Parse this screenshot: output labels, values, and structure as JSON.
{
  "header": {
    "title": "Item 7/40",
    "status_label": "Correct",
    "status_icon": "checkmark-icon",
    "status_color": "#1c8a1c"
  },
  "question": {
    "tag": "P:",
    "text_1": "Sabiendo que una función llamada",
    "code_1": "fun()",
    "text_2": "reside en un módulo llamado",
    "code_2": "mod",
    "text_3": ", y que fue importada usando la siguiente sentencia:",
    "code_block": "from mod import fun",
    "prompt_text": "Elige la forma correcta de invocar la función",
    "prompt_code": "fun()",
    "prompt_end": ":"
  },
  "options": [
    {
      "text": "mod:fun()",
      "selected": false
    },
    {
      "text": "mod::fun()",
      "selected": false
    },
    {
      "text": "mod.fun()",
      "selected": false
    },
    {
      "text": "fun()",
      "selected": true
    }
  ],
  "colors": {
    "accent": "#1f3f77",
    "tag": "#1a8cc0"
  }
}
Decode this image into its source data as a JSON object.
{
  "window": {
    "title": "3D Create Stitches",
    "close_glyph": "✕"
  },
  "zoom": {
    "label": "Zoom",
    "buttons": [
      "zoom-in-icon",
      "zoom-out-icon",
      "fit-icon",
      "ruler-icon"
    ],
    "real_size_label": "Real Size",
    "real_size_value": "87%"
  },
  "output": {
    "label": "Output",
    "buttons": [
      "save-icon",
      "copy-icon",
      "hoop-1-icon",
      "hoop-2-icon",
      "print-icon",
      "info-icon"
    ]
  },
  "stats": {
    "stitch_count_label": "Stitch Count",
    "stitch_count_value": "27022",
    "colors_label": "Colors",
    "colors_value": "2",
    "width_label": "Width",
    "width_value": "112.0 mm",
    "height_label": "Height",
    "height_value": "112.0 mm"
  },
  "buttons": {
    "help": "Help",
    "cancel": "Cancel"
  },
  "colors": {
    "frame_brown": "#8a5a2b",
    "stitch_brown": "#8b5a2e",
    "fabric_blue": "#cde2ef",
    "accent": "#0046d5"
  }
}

■ TASK TO COMPLETE
Extract the complete data, matching each line exactly.

■ RESULT FOR THIS TASK
Parse this screenshot: output labels, values, and structure as JSON.
{
  "header": {
    "title": "Item 7/40",
    "status_label": "Correct",
    "status_icon": "checkmark-icon",
    "status_color": "#1c8a1c"
  },
  "question": {
    "tag": "P:",
    "text_1": "Sabiendo que una función llamada",
    "code_1": "fun()",
    "text_2": "reside en un módulo llamado",
    "code_2": "mod",
    "text_3": ", y que fue importada usando la siguiente sentencia:",
    "code_block": "from mod import fun",
    "prompt_text": "Elige la forma correcta de invocar la función",
    "prompt_code": "fun()",
    "prompt_end": ":"
  },
  "options": [
    {
      "text": "mod:fun()",
      "selected": false
    },
    {
      "text": "mod::fun()",
      "selected": false
    },
    {
      "text": "mod.fun()",
      "selected": false
    },
    {
      "text": "fun()",
      "selected": true
    }
  ],
  "colors": {
    "accent": "#1f3f77",
    "tag": "#1a8cc0"
  }
}
Decode this image into its source data as a JSON object.
{
  "window": {
    "title": "3D Create Stitches",
    "close_glyph": "✕"
  },
  "zoom": {
    "label": "Zoom",
    "buttons": [
      "zoom-in-icon",
      "zoom-out-icon",
      "fit-icon",
      "ruler-icon"
    ],
    "real_size_label": "Real Size",
    "real_size_value": "87%"
  },
  "output": {
    "label": "Output",
    "buttons": [
      "save-icon",
      "copy-icon",
      "hoop-1-icon",
      "hoop-2-icon",
      "print-icon",
      "info-icon"
    ]
  },
  "stats": {
    "stitch_count_label": "Stitch Count",
    "stitch_count_value": "27022",
    "colors_label": "Colors",
    "colors_value": "2",
    "width_label": "Width",
    "width_value": "112.0 mm",
    "height_label": "Height",
    "height_value": "112.0 mm"
  },
  "buttons": {
    "help": "Help",
    "cancel": "Cancel"
  },
  "colors": {
    "frame_brown": "#8a5a2b",
    "stitch_brown": "#8b5a2e",
    "fabric_blue": "#cde2ef",
    "accent": "#0046d5"
  }
}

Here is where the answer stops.